ABOUT THIS EXERCISE —
Return the entries below word for word; no images should appear in the copy.

----------------

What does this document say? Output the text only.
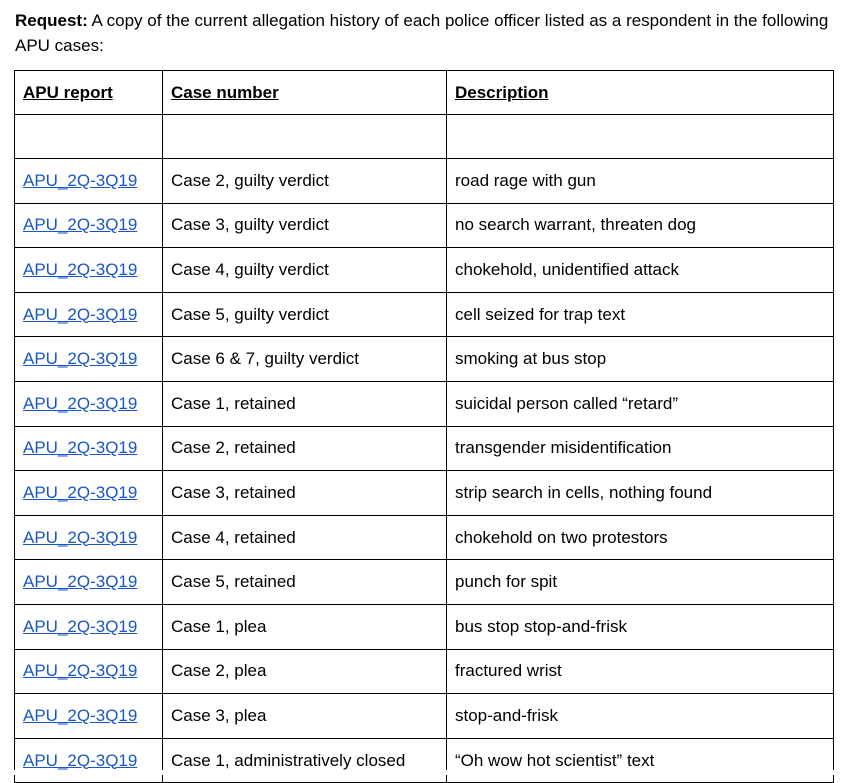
Request: A copy of the current allegation history of each police officer listed as a respondent in the following APU cases:

APU report	Case number	Description

APU_2Q-3Q19	Case 2, guilty verdict	road rage with gun
APU_2Q-3Q19	Case 3, guilty verdict	no search warrant, threaten dog
APU_2Q-3Q19	Case 4, guilty verdict	chokehold, unidentified attack
APU_2Q-3Q19	Case 5, guilty verdict	cell seized for trap text
APU_2Q-3Q19	Case 6 & 7, guilty verdict	smoking at bus stop
APU_2Q-3Q19	Case 1, retained	suicidal person called “retard”
APU_2Q-3Q19	Case 2, retained	transgender misidentification
APU_2Q-3Q19	Case 3, retained	strip search in cells, nothing found
APU_2Q-3Q19	Case 4, retained	chokehold on two protestors
APU_2Q-3Q19	Case 5, retained	punch for spit
APU_2Q-3Q19	Case 1, plea	bus stop stop-and-frisk
APU_2Q-3Q19	Case 2, plea	fractured wrist
APU_2Q-3Q19	Case 3, plea	stop-and-frisk
APU_2Q-3Q19	Case 1, administratively closed	“Oh wow hot scientist” text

----------------

SOLUTION TO THIS TASK —
What does this document say? Output the text only.
Request: A copy of the current allegation history of each police officer listed as a respondent in the following APU cases:

APU report	Case number	Description

APU_2Q-3Q19	Case 2, guilty verdict	road rage with gun
APU_2Q-3Q19	Case 3, guilty verdict	no search warrant, threaten dog
APU_2Q-3Q19	Case 4, guilty verdict	chokehold, unidentified attack
APU_2Q-3Q19	Case 5, guilty verdict	cell seized for trap text
APU_2Q-3Q19	Case 6 & 7, guilty verdict	smoking at bus stop
APU_2Q-3Q19	Case 1, retained	suicidal person called “retard”
APU_2Q-3Q19	Case 2, retained	transgender misidentification
APU_2Q-3Q19	Case 3, retained	strip search in cells, nothing found
APU_2Q-3Q19	Case 4, retained	chokehold on two protestors
APU_2Q-3Q19	Case 5, retained	punch for spit
APU_2Q-3Q19	Case 1, plea	bus stop stop-and-frisk
APU_2Q-3Q19	Case 2, plea	fractured wrist
APU_2Q-3Q19	Case 3, plea	stop-and-frisk
APU_2Q-3Q19	Case 1, administratively closed	“Oh wow hot scientist” text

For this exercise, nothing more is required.